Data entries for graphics
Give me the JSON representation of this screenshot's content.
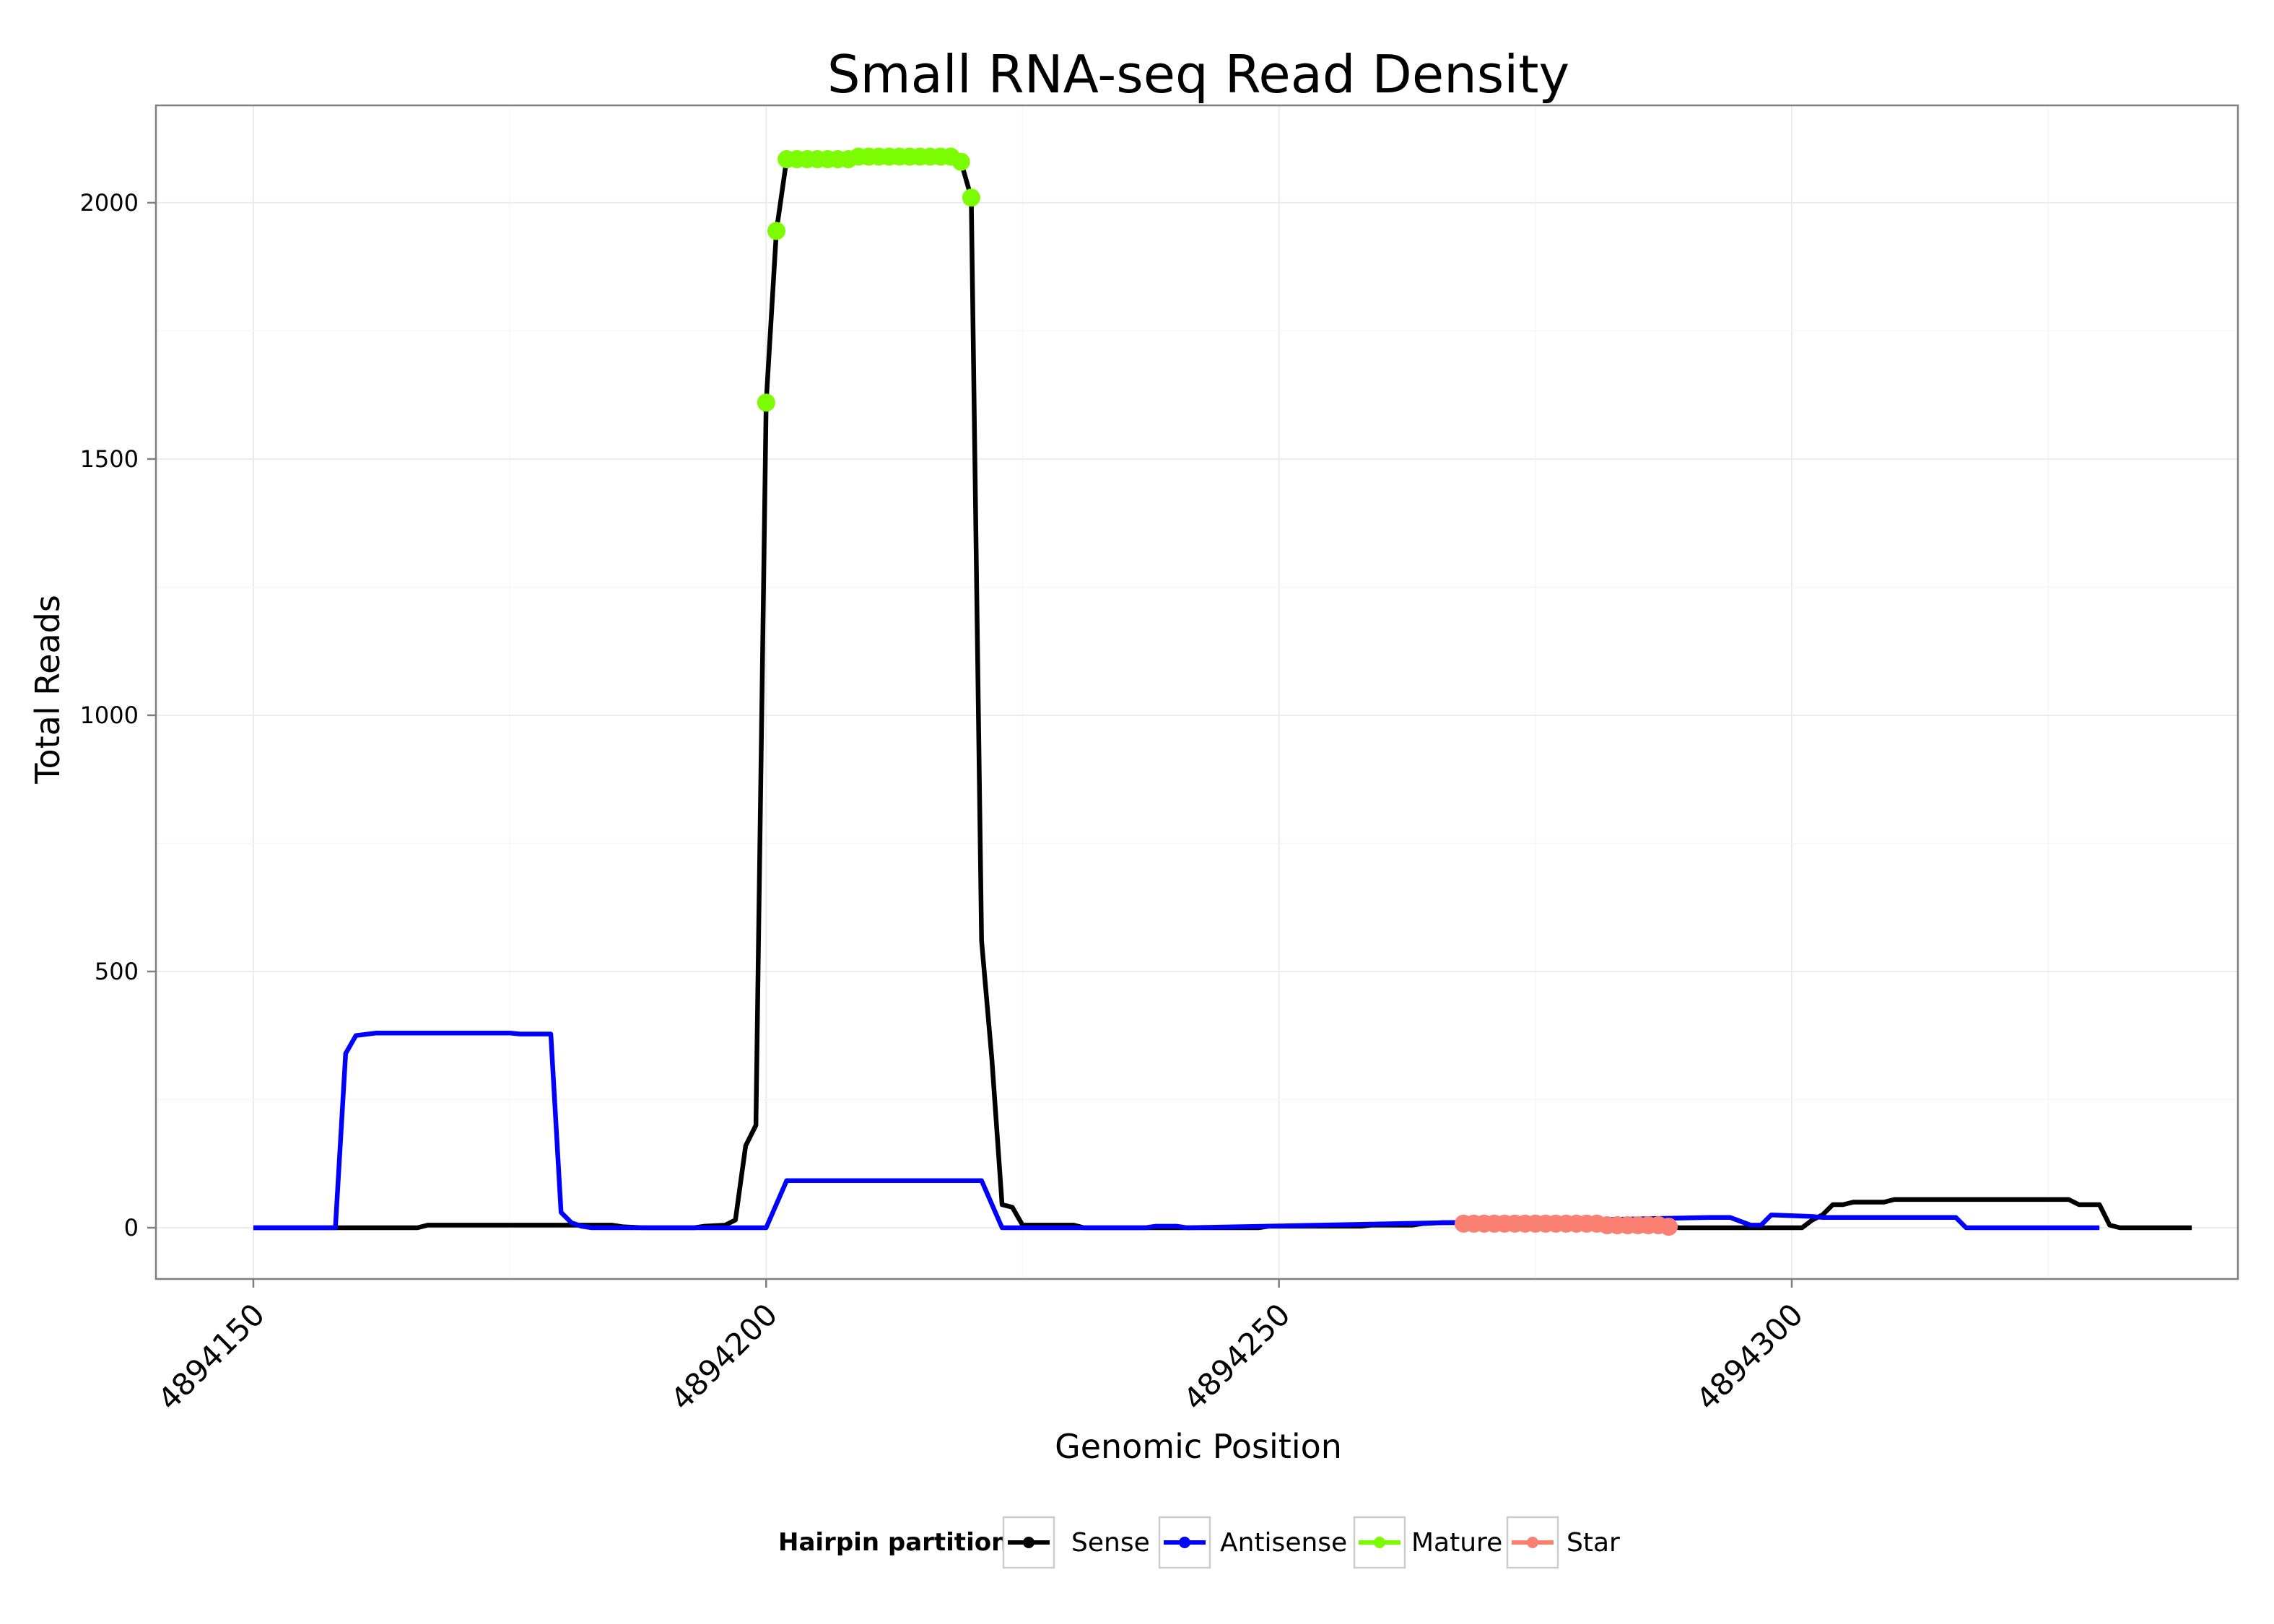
{
  "chart_data": {
    "type": "line",
    "title": "Small RNA-seq Read Density",
    "xlabel": "Genomic Position",
    "ylabel": "Total Reads",
    "xlim": [
      4894140.5,
      4894343.5
    ],
    "ylim": [
      -100,
      2190
    ],
    "x_ticks": [
      4894150,
      4894200,
      4894250,
      4894300
    ],
    "x_tick_labels": [
      "4894150",
      "4894200",
      "4894250",
      "4894300"
    ],
    "y_ticks": [
      0,
      500,
      1000,
      1500,
      2000
    ],
    "y_tick_labels": [
      "0",
      "500",
      "1000",
      "1500",
      "2000"
    ],
    "legend": {
      "title": "Hairpin partition",
      "position": "bottom",
      "entries": [
        {
          "name": "Sense",
          "color": "#000000"
        },
        {
          "name": "Antisense",
          "color": "#0000ff"
        },
        {
          "name": "Mature",
          "color": "#7cfc00"
        },
        {
          "name": "Star",
          "color": "#fa8072"
        }
      ]
    },
    "series": [
      {
        "name": "Sense",
        "kind": "line",
        "color": "#000000",
        "points": [
          [
            4894150,
            0
          ],
          [
            4894166,
            0
          ],
          [
            4894167,
            5
          ],
          [
            4894185,
            5
          ],
          [
            4894186,
            2
          ],
          [
            4894188,
            0
          ],
          [
            4894193,
            0
          ],
          [
            4894194,
            3
          ],
          [
            4894196,
            5
          ],
          [
            4894197,
            15
          ],
          [
            4894198,
            160
          ],
          [
            4894199,
            200
          ],
          [
            4894200,
            1610
          ],
          [
            4894201,
            1945
          ],
          [
            4894202,
            2085
          ],
          [
            4894219,
            2080
          ],
          [
            4894220,
            2010
          ],
          [
            4894221,
            560
          ],
          [
            4894222,
            330
          ],
          [
            4894223,
            45
          ],
          [
            4894224,
            40
          ],
          [
            4894225,
            5
          ],
          [
            4894230,
            5
          ],
          [
            4894231,
            0
          ],
          [
            4894248,
            0
          ],
          [
            4894249,
            3
          ],
          [
            4894258,
            3
          ],
          [
            4894259,
            5
          ],
          [
            4894263,
            5
          ],
          [
            4894264,
            8
          ],
          [
            4894266,
            10
          ],
          [
            4894287,
            8
          ],
          [
            4894288,
            3
          ],
          [
            4894289,
            0
          ],
          [
            4894301,
            0
          ],
          [
            4894302,
            15
          ],
          [
            4894303,
            25
          ],
          [
            4894304,
            45
          ],
          [
            4894305,
            45
          ],
          [
            4894306,
            50
          ],
          [
            4894309,
            50
          ],
          [
            4894310,
            55
          ],
          [
            4894327,
            55
          ],
          [
            4894328,
            45
          ],
          [
            4894330,
            45
          ],
          [
            4894331,
            5
          ],
          [
            4894332,
            0
          ],
          [
            4894339,
            0
          ]
        ]
      },
      {
        "name": "Antisense",
        "kind": "line",
        "color": "#0000ff",
        "points": [
          [
            4894150,
            0
          ],
          [
            4894158,
            0
          ],
          [
            4894159,
            340
          ],
          [
            4894160,
            375
          ],
          [
            4894162,
            380
          ],
          [
            4894175,
            380
          ],
          [
            4894176,
            378
          ],
          [
            4894179,
            378
          ],
          [
            4894180,
            30
          ],
          [
            4894181,
            10
          ],
          [
            4894182,
            3
          ],
          [
            4894183,
            0
          ],
          [
            4894200,
            0
          ],
          [
            4894202,
            92
          ],
          [
            4894221,
            92
          ],
          [
            4894223,
            0
          ],
          [
            4894237,
            0
          ],
          [
            4894238,
            3
          ],
          [
            4894240,
            3
          ],
          [
            4894241,
            0
          ],
          [
            4894292,
            20
          ],
          [
            4894294,
            20
          ],
          [
            4894296,
            5
          ],
          [
            4894297,
            5
          ],
          [
            4894298,
            25
          ],
          [
            4894302,
            22
          ],
          [
            4894303,
            20
          ],
          [
            4894316,
            20
          ],
          [
            4894317,
            0
          ],
          [
            4894330,
            0
          ]
        ]
      },
      {
        "name": "Mature",
        "kind": "points",
        "color": "#7cfc00",
        "points": [
          [
            4894200,
            1610
          ],
          [
            4894201,
            1945
          ],
          [
            4894202,
            2085
          ],
          [
            4894203,
            2085
          ],
          [
            4894204,
            2085
          ],
          [
            4894205,
            2085
          ],
          [
            4894206,
            2085
          ],
          [
            4894207,
            2085
          ],
          [
            4894208,
            2085
          ],
          [
            4894209,
            2090
          ],
          [
            4894210,
            2090
          ],
          [
            4894211,
            2090
          ],
          [
            4894212,
            2090
          ],
          [
            4894213,
            2090
          ],
          [
            4894214,
            2090
          ],
          [
            4894215,
            2090
          ],
          [
            4894216,
            2090
          ],
          [
            4894217,
            2090
          ],
          [
            4894218,
            2090
          ],
          [
            4894219,
            2080
          ],
          [
            4894220,
            2010
          ]
        ]
      },
      {
        "name": "Star",
        "kind": "points",
        "color": "#fa8072",
        "points": [
          [
            4894268,
            8
          ],
          [
            4894269,
            8
          ],
          [
            4894270,
            8
          ],
          [
            4894271,
            8
          ],
          [
            4894272,
            8
          ],
          [
            4894273,
            8
          ],
          [
            4894274,
            8
          ],
          [
            4894275,
            8
          ],
          [
            4894276,
            8
          ],
          [
            4894277,
            8
          ],
          [
            4894278,
            8
          ],
          [
            4894279,
            8
          ],
          [
            4894280,
            8
          ],
          [
            4894281,
            8
          ],
          [
            4894282,
            5
          ],
          [
            4894283,
            5
          ],
          [
            4894284,
            5
          ],
          [
            4894285,
            5
          ],
          [
            4894286,
            5
          ],
          [
            4894287,
            5
          ],
          [
            4894288,
            2
          ]
        ]
      }
    ]
  }
}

> WORK REQUEST: The whole of the data above needs retyping exactly, with pictures omitted.

> COMPLETED EXERCISE:
Give me the JSON representation of this screenshot's content.
{
  "chart_data": {
    "type": "line",
    "title": "Small RNA-seq Read Density",
    "xlabel": "Genomic Position",
    "ylabel": "Total Reads",
    "xlim": [
      4894140.5,
      4894343.5
    ],
    "ylim": [
      -100,
      2190
    ],
    "x_ticks": [
      4894150,
      4894200,
      4894250,
      4894300
    ],
    "x_tick_labels": [
      "4894150",
      "4894200",
      "4894250",
      "4894300"
    ],
    "y_ticks": [
      0,
      500,
      1000,
      1500,
      2000
    ],
    "y_tick_labels": [
      "0",
      "500",
      "1000",
      "1500",
      "2000"
    ],
    "legend": {
      "title": "Hairpin partition",
      "position": "bottom",
      "entries": [
        {
          "name": "Sense",
          "color": "#000000"
        },
        {
          "name": "Antisense",
          "color": "#0000ff"
        },
        {
          "name": "Mature",
          "color": "#7cfc00"
        },
        {
          "name": "Star",
          "color": "#fa8072"
        }
      ]
    },
    "series": [
      {
        "name": "Sense",
        "kind": "line",
        "color": "#000000",
        "points": [
          [
            4894150,
            0
          ],
          [
            4894166,
            0
          ],
          [
            4894167,
            5
          ],
          [
            4894185,
            5
          ],
          [
            4894186,
            2
          ],
          [
            4894188,
            0
          ],
          [
            4894193,
            0
          ],
          [
            4894194,
            3
          ],
          [
            4894196,
            5
          ],
          [
            4894197,
            15
          ],
          [
            4894198,
            160
          ],
          [
            4894199,
            200
          ],
          [
            4894200,
            1610
          ],
          [
            4894201,
            1945
          ],
          [
            4894202,
            2085
          ],
          [
            4894219,
            2080
          ],
          [
            4894220,
            2010
          ],
          [
            4894221,
            560
          ],
          [
            4894222,
            330
          ],
          [
            4894223,
            45
          ],
          [
            4894224,
            40
          ],
          [
            4894225,
            5
          ],
          [
            4894230,
            5
          ],
          [
            4894231,
            0
          ],
          [
            4894248,
            0
          ],
          [
            4894249,
            3
          ],
          [
            4894258,
            3
          ],
          [
            4894259,
            5
          ],
          [
            4894263,
            5
          ],
          [
            4894264,
            8
          ],
          [
            4894266,
            10
          ],
          [
            4894287,
            8
          ],
          [
            4894288,
            3
          ],
          [
            4894289,
            0
          ],
          [
            4894301,
            0
          ],
          [
            4894302,
            15
          ],
          [
            4894303,
            25
          ],
          [
            4894304,
            45
          ],
          [
            4894305,
            45
          ],
          [
            4894306,
            50
          ],
          [
            4894309,
            50
          ],
          [
            4894310,
            55
          ],
          [
            4894327,
            55
          ],
          [
            4894328,
            45
          ],
          [
            4894330,
            45
          ],
          [
            4894331,
            5
          ],
          [
            4894332,
            0
          ],
          [
            4894339,
            0
          ]
        ]
      },
      {
        "name": "Antisense",
        "kind": "line",
        "color": "#0000ff",
        "points": [
          [
            4894150,
            0
          ],
          [
            4894158,
            0
          ],
          [
            4894159,
            340
          ],
          [
            4894160,
            375
          ],
          [
            4894162,
            380
          ],
          [
            4894175,
            380
          ],
          [
            4894176,
            378
          ],
          [
            4894179,
            378
          ],
          [
            4894180,
            30
          ],
          [
            4894181,
            10
          ],
          [
            4894182,
            3
          ],
          [
            4894183,
            0
          ],
          [
            4894200,
            0
          ],
          [
            4894202,
            92
          ],
          [
            4894221,
            92
          ],
          [
            4894223,
            0
          ],
          [
            4894237,
            0
          ],
          [
            4894238,
            3
          ],
          [
            4894240,
            3
          ],
          [
            4894241,
            0
          ],
          [
            4894292,
            20
          ],
          [
            4894294,
            20
          ],
          [
            4894296,
            5
          ],
          [
            4894297,
            5
          ],
          [
            4894298,
            25
          ],
          [
            4894302,
            22
          ],
          [
            4894303,
            20
          ],
          [
            4894316,
            20
          ],
          [
            4894317,
            0
          ],
          [
            4894330,
            0
          ]
        ]
      },
      {
        "name": "Mature",
        "kind": "points",
        "color": "#7cfc00",
        "points": [
          [
            4894200,
            1610
          ],
          [
            4894201,
            1945
          ],
          [
            4894202,
            2085
          ],
          [
            4894203,
            2085
          ],
          [
            4894204,
            2085
          ],
          [
            4894205,
            2085
          ],
          [
            4894206,
            2085
          ],
          [
            4894207,
            2085
          ],
          [
            4894208,
            2085
          ],
          [
            4894209,
            2090
          ],
          [
            4894210,
            2090
          ],
          [
            4894211,
            2090
          ],
          [
            4894212,
            2090
          ],
          [
            4894213,
            2090
          ],
          [
            4894214,
            2090
          ],
          [
            4894215,
            2090
          ],
          [
            4894216,
            2090
          ],
          [
            4894217,
            2090
          ],
          [
            4894218,
            2090
          ],
          [
            4894219,
            2080
          ],
          [
            4894220,
            2010
          ]
        ]
      },
      {
        "name": "Star",
        "kind": "points",
        "color": "#fa8072",
        "points": [
          [
            4894268,
            8
          ],
          [
            4894269,
            8
          ],
          [
            4894270,
            8
          ],
          [
            4894271,
            8
          ],
          [
            4894272,
            8
          ],
          [
            4894273,
            8
          ],
          [
            4894274,
            8
          ],
          [
            4894275,
            8
          ],
          [
            4894276,
            8
          ],
          [
            4894277,
            8
          ],
          [
            4894278,
            8
          ],
          [
            4894279,
            8
          ],
          [
            4894280,
            8
          ],
          [
            4894281,
            8
          ],
          [
            4894282,
            5
          ],
          [
            4894283,
            5
          ],
          [
            4894284,
            5
          ],
          [
            4894285,
            5
          ],
          [
            4894286,
            5
          ],
          [
            4894287,
            5
          ],
          [
            4894288,
            2
          ]
        ]
      }
    ]
  }
}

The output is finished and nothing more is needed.